--- DATASET CONTENT ---

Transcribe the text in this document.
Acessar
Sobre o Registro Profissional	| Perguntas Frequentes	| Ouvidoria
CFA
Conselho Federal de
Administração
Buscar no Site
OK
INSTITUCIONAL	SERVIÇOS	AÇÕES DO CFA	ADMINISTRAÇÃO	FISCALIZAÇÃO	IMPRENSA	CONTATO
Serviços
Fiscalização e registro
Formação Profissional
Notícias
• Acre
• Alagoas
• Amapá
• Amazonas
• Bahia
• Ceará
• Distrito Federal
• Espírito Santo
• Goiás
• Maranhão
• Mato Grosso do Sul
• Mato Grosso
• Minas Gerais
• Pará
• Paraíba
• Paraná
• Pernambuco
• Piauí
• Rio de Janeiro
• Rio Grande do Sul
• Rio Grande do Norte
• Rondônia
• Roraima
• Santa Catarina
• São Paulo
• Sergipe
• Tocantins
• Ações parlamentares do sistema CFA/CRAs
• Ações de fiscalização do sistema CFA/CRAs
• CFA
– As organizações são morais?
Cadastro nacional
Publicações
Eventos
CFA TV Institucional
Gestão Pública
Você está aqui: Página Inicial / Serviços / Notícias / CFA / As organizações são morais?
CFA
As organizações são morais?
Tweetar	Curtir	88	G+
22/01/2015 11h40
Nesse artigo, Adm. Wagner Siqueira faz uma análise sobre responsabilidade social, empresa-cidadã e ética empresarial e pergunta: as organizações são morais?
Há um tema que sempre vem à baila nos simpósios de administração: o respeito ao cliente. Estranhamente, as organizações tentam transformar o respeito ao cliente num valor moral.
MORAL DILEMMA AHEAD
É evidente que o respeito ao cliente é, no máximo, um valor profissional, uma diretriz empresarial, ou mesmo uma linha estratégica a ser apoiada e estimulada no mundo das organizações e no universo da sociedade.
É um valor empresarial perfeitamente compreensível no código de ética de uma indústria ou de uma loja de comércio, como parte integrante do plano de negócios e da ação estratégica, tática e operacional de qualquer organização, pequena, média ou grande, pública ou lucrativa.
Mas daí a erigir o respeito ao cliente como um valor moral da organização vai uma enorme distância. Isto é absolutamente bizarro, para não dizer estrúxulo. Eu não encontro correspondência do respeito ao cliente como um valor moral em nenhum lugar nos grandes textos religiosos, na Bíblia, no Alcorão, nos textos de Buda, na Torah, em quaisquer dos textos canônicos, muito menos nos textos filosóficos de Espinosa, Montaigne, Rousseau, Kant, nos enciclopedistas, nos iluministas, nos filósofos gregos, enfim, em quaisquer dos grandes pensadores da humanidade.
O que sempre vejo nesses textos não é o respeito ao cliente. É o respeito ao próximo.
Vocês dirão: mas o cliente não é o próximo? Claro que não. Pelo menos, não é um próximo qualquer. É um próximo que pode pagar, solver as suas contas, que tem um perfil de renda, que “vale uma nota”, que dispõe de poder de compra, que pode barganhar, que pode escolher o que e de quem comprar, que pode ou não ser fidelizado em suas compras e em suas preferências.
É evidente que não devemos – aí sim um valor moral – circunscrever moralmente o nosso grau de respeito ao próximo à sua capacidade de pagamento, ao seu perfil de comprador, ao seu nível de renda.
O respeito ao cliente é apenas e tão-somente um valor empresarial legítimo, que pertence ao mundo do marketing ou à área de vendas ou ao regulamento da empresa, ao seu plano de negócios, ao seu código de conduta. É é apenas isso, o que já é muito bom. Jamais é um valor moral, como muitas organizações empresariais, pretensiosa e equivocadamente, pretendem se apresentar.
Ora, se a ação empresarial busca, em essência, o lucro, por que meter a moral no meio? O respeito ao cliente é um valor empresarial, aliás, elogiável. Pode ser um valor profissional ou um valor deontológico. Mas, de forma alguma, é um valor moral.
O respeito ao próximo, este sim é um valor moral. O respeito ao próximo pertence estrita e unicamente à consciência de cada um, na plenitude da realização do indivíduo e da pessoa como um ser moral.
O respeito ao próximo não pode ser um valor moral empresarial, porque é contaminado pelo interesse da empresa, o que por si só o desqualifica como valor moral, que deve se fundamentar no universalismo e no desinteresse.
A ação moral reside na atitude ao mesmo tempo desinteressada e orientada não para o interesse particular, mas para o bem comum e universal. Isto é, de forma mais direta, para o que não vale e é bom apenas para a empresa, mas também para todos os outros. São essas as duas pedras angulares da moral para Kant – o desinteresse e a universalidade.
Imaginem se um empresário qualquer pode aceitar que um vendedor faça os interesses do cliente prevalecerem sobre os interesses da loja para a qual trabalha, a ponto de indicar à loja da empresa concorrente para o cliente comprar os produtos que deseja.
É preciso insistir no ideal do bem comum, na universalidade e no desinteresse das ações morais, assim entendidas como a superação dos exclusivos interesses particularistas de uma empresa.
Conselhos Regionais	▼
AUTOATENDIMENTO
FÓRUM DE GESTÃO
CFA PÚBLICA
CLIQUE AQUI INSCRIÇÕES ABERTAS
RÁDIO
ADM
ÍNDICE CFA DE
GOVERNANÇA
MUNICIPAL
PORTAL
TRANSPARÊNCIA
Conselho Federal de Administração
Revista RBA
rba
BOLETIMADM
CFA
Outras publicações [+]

---

_WRITTEN EXERCISE_
Collect every line above that contains the word "muito".

_FULL OUTPUT_
Mas daí a erigir o respeito ao cliente como um valor moral da organização vai uma enorme distância. Isto é absolutamente bizarro, para não dizer estrúxulo. Eu não encontro correspondência do respeito ao cliente como um valor moral em nenhum lugar nos grandes textos religiosos, na Bíblia, no Alcorão, nos textos de Buda, na Torah, em quaisquer dos textos canônicos, muito menos nos textos filosóficos de Espinosa, Montaigne, Rousseau, Kant, nos enciclopedistas, nos iluministas, nos filósofos gregos, enfim, em quaisquer dos grandes pensadores da humanidade.
O respeito ao cliente é apenas e tão-somente um valor empresarial legítimo, que pertence ao mundo do marketing ou à área de vendas ou ao regulamento da empresa, ao seu plano de negócios, ao seu código de conduta. É é apenas isso, o que já é muito bom. Jamais é um valor moral, como muitas organizações empresariais, pretensiosa e equivocadamente, pretendem se apresentar.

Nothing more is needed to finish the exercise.